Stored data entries
════════
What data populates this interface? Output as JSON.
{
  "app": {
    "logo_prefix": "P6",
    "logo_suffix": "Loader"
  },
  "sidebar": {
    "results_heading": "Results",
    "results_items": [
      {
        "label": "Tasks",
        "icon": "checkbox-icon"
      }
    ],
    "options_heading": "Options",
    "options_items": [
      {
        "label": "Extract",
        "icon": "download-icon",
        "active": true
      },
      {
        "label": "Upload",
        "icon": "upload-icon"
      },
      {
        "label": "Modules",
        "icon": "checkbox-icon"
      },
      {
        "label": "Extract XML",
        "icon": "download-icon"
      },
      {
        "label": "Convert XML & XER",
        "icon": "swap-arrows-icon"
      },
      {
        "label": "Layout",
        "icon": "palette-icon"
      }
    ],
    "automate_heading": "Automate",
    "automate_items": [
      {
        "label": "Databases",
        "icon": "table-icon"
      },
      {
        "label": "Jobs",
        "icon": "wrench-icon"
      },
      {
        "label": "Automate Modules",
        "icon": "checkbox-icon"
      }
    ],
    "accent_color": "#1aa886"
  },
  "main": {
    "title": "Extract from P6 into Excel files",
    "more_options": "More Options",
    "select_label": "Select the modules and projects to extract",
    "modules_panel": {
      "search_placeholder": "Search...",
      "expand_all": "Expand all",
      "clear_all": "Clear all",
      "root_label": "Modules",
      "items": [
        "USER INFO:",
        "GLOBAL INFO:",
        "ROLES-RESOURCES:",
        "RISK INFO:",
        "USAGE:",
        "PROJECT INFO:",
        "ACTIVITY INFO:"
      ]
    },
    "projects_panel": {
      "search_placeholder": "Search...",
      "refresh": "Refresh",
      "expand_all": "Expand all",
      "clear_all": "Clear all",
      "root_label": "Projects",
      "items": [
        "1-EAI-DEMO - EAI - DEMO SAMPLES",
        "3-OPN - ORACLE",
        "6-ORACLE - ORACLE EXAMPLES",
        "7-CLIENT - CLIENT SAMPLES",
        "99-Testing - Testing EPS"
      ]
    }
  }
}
════════
[Set exercise]
Give the entries once more, exactly as they appear.

[Complete output]
What data populates this interface? Output as JSON.
{
  "app": {
    "logo_prefix": "P6",
    "logo_suffix": "Loader"
  },
  "sidebar": {
    "results_heading": "Results",
    "results_items": [
      {
        "label": "Tasks",
        "icon": "checkbox-icon"
      }
    ],
    "options_heading": "Options",
    "options_items": [
      {
        "label": "Extract",
        "icon": "download-icon",
        "active": true
      },
      {
        "label": "Upload",
        "icon": "upload-icon"
      },
      {
        "label": "Modules",
        "icon": "checkbox-icon"
      },
      {
        "label": "Extract XML",
        "icon": "download-icon"
      },
      {
        "label": "Convert XML & XER",
        "icon": "swap-arrows-icon"
      },
      {
        "label": "Layout",
        "icon": "palette-icon"
      }
    ],
    "automate_heading": "Automate",
    "automate_items": [
      {
        "label": "Databases",
        "icon": "table-icon"
      },
      {
        "label": "Jobs",
        "icon": "wrench-icon"
      },
      {
        "label": "Automate Modules",
        "icon": "checkbox-icon"
      }
    ],
    "accent_color": "#1aa886"
  },
  "main": {
    "title": "Extract from P6 into Excel files",
    "more_options": "More Options",
    "select_label": "Select the modules and projects to extract",
    "modules_panel": {
      "search_placeholder": "Search...",
      "expand_all": "Expand all",
      "clear_all": "Clear all",
      "root_label": "Modules",
      "items": [
        "USER INFO:",
        "GLOBAL INFO:",
        "ROLES-RESOURCES:",
        "RISK INFO:",
        "USAGE:",
        "PROJECT INFO:",
        "ACTIVITY INFO:"
      ]
    },
    "projects_panel": {
      "search_placeholder": "Search...",
      "refresh": "Refresh",
      "expand_all": "Expand all",
      "clear_all": "Clear all",
      "root_label": "Projects",
      "items": [
        "1-EAI-DEMO - EAI - DEMO SAMPLES",
        "3-OPN - ORACLE",
        "6-ORACLE - ORACLE EXAMPLES",
        "7-CLIENT - CLIENT SAMPLES",
        "99-Testing - Testing EPS"
      ]
    }
  }
}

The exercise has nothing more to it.